Problem requirements: Extract each line from the entries below that has the string "FEDEX" in it.
==== Records to use ====
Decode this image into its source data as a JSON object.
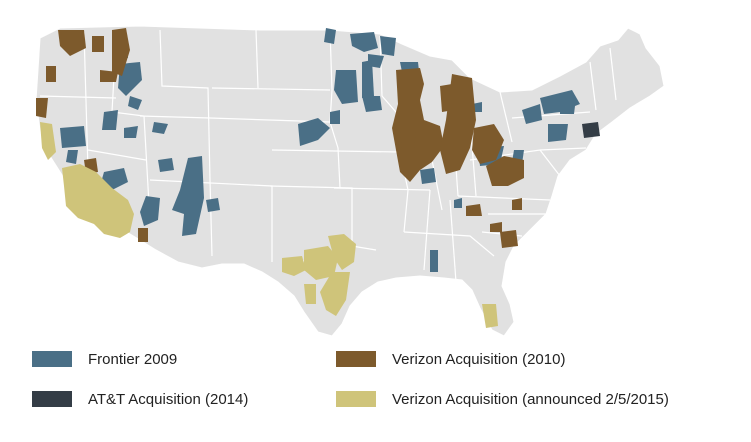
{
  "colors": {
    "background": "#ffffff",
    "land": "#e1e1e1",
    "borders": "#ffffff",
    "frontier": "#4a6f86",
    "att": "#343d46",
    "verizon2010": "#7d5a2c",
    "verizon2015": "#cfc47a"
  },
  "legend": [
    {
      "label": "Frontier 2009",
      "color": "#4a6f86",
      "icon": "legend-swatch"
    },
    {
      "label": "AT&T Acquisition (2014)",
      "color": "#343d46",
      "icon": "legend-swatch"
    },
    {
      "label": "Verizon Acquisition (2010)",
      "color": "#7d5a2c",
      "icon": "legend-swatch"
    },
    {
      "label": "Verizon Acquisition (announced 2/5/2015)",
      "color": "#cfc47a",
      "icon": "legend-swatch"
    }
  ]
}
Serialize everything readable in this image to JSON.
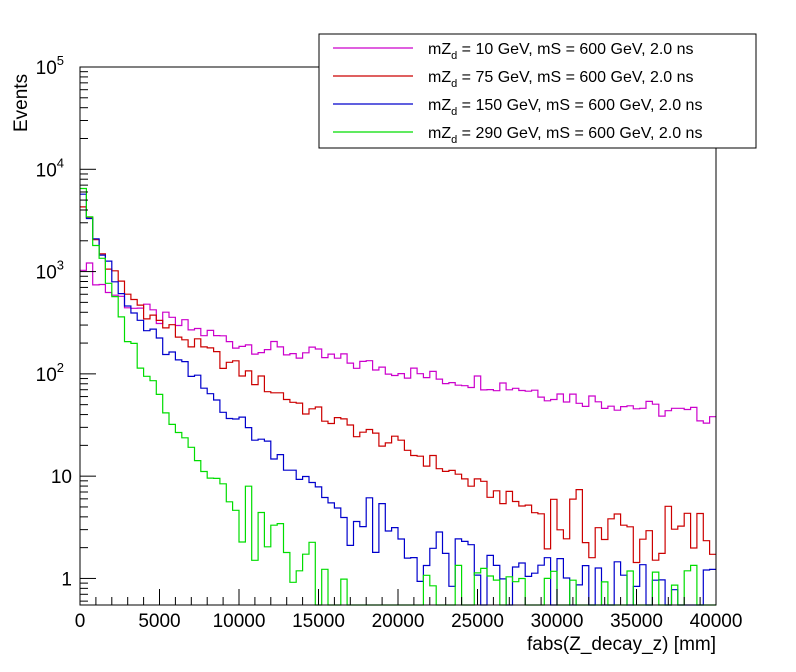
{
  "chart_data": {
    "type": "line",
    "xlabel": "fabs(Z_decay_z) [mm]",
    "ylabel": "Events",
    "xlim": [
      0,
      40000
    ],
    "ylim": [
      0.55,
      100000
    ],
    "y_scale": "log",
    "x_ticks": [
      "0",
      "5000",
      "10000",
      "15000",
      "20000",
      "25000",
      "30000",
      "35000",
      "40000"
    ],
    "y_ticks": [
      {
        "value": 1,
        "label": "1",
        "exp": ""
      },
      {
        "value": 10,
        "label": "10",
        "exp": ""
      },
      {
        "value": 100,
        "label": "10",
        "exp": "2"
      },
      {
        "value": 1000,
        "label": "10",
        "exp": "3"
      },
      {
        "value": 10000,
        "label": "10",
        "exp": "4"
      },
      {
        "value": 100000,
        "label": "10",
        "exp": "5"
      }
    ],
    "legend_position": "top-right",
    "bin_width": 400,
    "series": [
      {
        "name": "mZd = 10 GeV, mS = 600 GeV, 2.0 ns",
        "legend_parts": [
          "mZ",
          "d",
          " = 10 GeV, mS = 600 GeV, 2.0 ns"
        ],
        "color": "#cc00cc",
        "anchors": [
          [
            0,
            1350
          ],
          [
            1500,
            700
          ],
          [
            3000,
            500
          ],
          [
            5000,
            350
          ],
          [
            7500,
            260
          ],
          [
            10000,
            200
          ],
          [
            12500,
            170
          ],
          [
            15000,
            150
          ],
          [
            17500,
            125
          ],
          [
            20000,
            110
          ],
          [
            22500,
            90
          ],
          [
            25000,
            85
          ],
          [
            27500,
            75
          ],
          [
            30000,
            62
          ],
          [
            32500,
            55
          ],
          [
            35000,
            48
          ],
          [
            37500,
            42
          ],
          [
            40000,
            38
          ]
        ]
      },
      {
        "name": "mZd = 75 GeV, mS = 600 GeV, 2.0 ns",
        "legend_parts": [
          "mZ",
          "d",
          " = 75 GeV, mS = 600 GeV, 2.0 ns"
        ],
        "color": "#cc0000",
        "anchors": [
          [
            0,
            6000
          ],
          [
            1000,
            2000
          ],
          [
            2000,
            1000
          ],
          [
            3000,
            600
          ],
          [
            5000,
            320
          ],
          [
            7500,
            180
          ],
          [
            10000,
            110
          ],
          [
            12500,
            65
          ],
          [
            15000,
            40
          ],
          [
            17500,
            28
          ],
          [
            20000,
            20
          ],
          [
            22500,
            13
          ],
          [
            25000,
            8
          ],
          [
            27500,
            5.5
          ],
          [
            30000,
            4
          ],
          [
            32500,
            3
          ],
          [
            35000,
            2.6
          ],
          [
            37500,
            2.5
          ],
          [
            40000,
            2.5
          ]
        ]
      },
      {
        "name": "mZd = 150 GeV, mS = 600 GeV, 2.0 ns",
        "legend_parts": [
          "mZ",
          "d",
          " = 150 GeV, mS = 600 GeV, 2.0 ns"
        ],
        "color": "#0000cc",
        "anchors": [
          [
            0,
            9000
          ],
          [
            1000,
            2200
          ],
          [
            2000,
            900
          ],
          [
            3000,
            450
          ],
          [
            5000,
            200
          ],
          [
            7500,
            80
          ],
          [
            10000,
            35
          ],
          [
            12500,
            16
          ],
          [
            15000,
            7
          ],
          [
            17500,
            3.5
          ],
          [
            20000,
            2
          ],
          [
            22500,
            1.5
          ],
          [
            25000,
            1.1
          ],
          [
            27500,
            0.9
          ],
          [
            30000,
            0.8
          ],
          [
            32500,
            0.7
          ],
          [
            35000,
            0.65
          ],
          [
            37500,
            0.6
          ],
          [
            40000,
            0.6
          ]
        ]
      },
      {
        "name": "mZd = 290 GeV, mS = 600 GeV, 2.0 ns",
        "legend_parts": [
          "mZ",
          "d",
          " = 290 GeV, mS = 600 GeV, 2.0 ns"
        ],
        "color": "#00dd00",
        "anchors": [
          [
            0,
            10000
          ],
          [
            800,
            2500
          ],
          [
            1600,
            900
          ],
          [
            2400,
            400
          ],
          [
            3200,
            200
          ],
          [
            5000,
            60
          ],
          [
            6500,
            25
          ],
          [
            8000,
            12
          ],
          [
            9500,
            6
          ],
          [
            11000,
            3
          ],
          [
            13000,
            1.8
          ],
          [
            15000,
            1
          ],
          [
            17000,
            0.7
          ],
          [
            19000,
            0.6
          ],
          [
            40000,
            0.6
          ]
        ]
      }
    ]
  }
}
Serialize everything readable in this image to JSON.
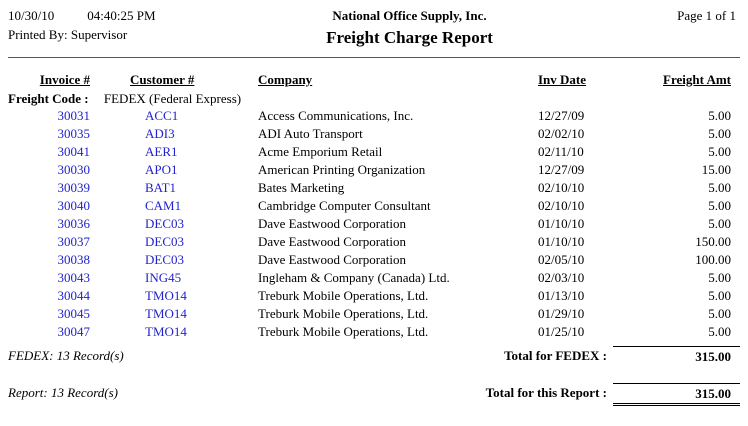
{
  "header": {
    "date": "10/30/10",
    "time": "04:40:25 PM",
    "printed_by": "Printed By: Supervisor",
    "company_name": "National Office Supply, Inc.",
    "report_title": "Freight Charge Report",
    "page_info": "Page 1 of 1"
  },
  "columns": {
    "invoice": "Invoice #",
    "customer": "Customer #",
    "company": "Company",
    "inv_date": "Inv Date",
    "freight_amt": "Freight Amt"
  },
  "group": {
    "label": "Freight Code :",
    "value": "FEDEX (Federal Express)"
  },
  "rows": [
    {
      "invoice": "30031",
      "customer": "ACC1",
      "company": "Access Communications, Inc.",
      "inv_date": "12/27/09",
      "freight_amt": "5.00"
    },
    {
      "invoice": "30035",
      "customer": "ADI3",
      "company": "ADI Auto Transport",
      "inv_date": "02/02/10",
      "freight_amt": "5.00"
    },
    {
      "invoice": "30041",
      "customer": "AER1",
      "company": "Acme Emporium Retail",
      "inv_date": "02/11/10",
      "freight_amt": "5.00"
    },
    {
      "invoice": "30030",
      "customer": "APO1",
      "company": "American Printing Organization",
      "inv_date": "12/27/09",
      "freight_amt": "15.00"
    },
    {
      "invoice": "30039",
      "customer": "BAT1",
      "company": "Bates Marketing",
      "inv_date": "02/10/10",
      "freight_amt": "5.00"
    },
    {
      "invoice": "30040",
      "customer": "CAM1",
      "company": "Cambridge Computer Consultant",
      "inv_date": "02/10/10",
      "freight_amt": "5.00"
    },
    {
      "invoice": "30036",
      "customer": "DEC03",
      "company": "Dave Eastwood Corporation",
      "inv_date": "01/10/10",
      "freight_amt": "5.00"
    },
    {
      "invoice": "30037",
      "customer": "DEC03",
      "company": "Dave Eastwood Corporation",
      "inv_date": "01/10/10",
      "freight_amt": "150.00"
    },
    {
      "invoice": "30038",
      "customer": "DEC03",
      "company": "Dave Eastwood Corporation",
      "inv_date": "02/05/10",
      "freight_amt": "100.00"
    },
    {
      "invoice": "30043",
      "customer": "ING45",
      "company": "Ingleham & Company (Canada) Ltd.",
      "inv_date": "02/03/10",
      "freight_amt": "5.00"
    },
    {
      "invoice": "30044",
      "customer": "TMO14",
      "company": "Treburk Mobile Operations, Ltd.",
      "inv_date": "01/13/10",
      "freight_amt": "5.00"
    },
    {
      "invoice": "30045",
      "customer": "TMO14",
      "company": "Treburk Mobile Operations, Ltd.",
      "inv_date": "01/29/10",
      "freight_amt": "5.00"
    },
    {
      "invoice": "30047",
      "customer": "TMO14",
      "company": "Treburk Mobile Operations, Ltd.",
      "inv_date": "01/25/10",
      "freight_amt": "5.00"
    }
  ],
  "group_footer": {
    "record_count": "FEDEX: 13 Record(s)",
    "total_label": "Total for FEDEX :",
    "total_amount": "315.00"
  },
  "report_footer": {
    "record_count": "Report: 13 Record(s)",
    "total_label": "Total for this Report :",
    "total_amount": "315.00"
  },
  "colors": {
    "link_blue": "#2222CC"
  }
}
====
Result for this task:
    "value": "FEDEX (Federal Express)"
    "record_count": "FEDEX: 13 Record(s)",
    "total_label": "Total for FEDEX :",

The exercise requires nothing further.